▶ Activity: Count how many lines of the material contain the string "JSON", then give that number and nothing more.

▶ Recorded data:
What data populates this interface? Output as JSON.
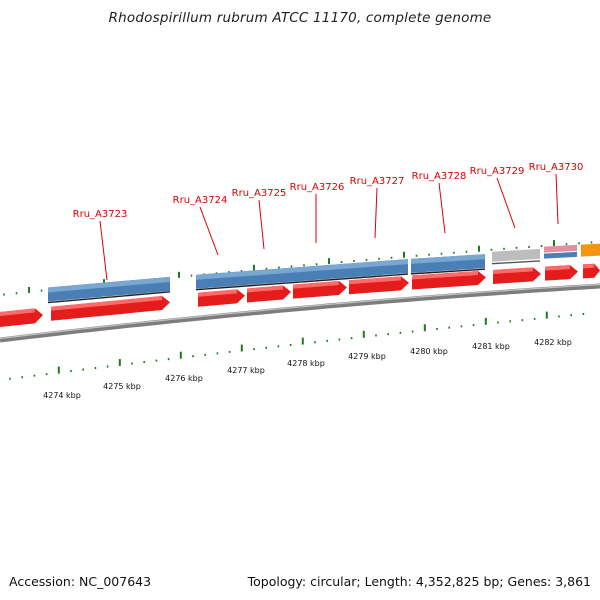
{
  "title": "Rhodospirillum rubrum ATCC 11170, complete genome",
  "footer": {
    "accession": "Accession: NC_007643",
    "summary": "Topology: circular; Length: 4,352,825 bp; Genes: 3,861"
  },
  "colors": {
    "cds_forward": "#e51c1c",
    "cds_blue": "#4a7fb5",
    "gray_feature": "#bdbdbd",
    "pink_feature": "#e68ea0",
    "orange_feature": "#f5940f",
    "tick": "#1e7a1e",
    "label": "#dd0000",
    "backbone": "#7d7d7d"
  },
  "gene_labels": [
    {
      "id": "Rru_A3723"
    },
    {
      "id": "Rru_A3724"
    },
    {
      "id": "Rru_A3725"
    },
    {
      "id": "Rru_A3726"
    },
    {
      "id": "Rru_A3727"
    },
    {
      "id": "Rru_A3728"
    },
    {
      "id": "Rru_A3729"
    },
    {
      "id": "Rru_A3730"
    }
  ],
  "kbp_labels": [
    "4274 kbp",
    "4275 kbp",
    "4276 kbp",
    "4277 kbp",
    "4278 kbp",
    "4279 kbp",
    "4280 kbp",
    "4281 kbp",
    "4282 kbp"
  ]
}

--

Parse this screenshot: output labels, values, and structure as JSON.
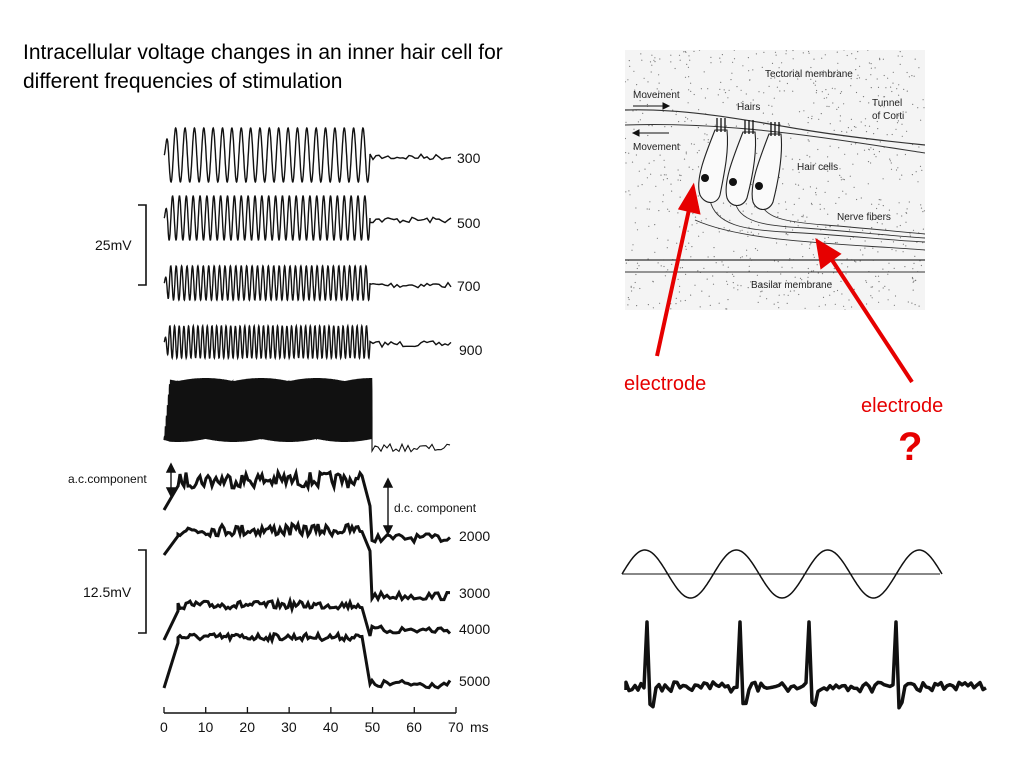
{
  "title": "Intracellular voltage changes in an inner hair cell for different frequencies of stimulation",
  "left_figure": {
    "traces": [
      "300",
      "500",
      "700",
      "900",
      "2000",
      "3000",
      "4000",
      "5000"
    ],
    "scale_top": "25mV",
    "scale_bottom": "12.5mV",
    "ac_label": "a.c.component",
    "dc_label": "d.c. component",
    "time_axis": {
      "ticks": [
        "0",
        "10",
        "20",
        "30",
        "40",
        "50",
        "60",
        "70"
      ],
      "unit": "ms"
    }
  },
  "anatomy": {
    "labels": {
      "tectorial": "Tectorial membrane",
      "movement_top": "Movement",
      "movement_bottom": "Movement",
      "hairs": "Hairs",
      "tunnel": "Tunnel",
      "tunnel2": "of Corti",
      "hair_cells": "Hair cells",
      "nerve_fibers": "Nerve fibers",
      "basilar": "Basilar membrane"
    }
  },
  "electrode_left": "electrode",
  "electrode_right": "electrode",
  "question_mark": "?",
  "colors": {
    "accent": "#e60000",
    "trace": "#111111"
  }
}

▶ Result of the exercise: 2